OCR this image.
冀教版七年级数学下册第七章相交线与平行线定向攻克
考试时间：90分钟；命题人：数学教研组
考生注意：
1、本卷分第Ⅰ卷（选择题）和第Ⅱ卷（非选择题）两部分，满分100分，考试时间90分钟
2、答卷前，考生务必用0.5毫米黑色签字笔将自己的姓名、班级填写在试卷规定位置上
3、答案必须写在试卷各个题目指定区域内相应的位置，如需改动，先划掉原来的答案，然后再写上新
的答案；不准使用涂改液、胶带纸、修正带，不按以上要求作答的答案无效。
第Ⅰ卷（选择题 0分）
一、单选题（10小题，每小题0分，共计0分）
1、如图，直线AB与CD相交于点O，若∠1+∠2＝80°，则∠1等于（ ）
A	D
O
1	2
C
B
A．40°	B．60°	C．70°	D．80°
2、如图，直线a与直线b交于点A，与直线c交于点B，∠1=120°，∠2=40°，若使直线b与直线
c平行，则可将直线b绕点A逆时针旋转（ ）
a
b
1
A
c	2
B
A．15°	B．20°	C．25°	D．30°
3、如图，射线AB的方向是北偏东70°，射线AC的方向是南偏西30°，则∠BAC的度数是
* * * * * * * * *
- _TASK PROMPT_: Transcribe the full listing above without leaving anything out.

- _SOLUTION TO THIS TASK_:
OCR this image.
冀教版七年级数学下册第七章相交线与平行线定向攻克
考试时间：90分钟；命题人：数学教研组
考生注意：
1、本卷分第Ⅰ卷（选择题）和第Ⅱ卷（非选择题）两部分，满分100分，考试时间90分钟
2、答卷前，考生务必用0.5毫米黑色签字笔将自己的姓名、班级填写在试卷规定位置上
3、答案必须写在试卷各个题目指定区域内相应的位置，如需改动，先划掉原来的答案，然后再写上新
的答案；不准使用涂改液、胶带纸、修正带，不按以上要求作答的答案无效。
第Ⅰ卷（选择题 0分）
一、单选题（10小题，每小题0分，共计0分）
1、如图，直线AB与CD相交于点O，若∠1+∠2＝80°，则∠1等于（ ）
A	D
O
1	2
C
B
A．40°	B．60°	C．70°	D．80°
2、如图，直线a与直线b交于点A，与直线c交于点B，∠1=120°，∠2=40°，若使直线b与直线
c平行，则可将直线b绕点A逆时针旋转（ ）
a
b
1
A
c	2
B
A．15°	B．20°	C．25°	D．30°
3、如图，射线AB的方向是北偏东70°，射线AC的方向是南偏西30°，则∠BAC的度数是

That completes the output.